## Exercise brief:
Return every line of the data below that includes the string "milliers".

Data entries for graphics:

________________________

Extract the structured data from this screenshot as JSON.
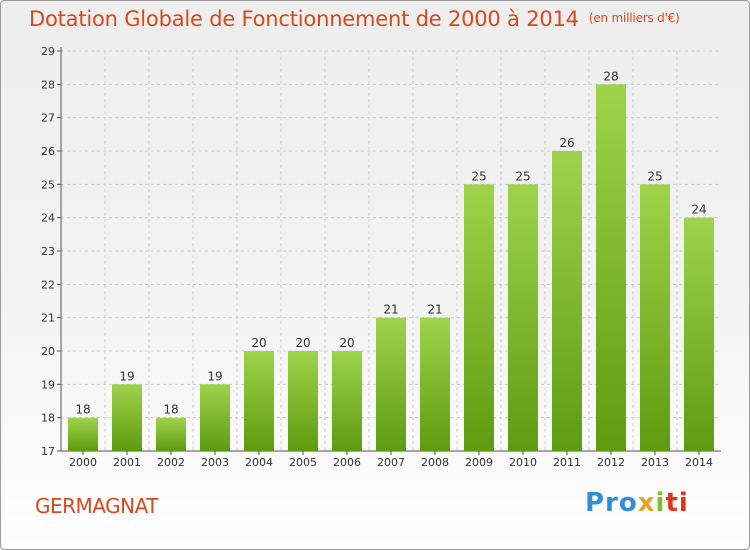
{
  "title": {
    "main": "Dotation Globale de Fonctionnement de 2000 à 2014",
    "unit": "(en milliers d'€)"
  },
  "commune": "GERMAGNAT",
  "logo": {
    "parts": [
      "Pro",
      "x",
      "i",
      "ti"
    ],
    "colors": [
      "#2f8fd8",
      "#e7a323",
      "#7fbf2a",
      "#d9381e"
    ]
  },
  "chart_data": {
    "type": "bar",
    "title": "Dotation Globale de Fonctionnement de 2000 à 2014",
    "ylabel": "(en milliers d'€)",
    "xlabel": "",
    "categories": [
      "2000",
      "2001",
      "2002",
      "2003",
      "2004",
      "2005",
      "2006",
      "2007",
      "2008",
      "2009",
      "2010",
      "2011",
      "2012",
      "2013",
      "2014"
    ],
    "values": [
      18,
      19,
      18,
      19,
      20,
      20,
      20,
      21,
      21,
      25,
      25,
      26,
      28,
      25,
      24
    ],
    "ylim": [
      17,
      29
    ],
    "yticks": [
      17,
      18,
      19,
      20,
      21,
      22,
      23,
      24,
      25,
      26,
      27,
      28,
      29
    ],
    "grid": true,
    "colors": {
      "bar_top": "#9fd34c",
      "bar_bottom": "#5d9c12",
      "grid": "#cccccc",
      "axis": "#555555"
    }
  }
}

________________________

## Written solution:
    "unit": "(en milliers d'€)"
    "ylabel": "(en milliers d'€)",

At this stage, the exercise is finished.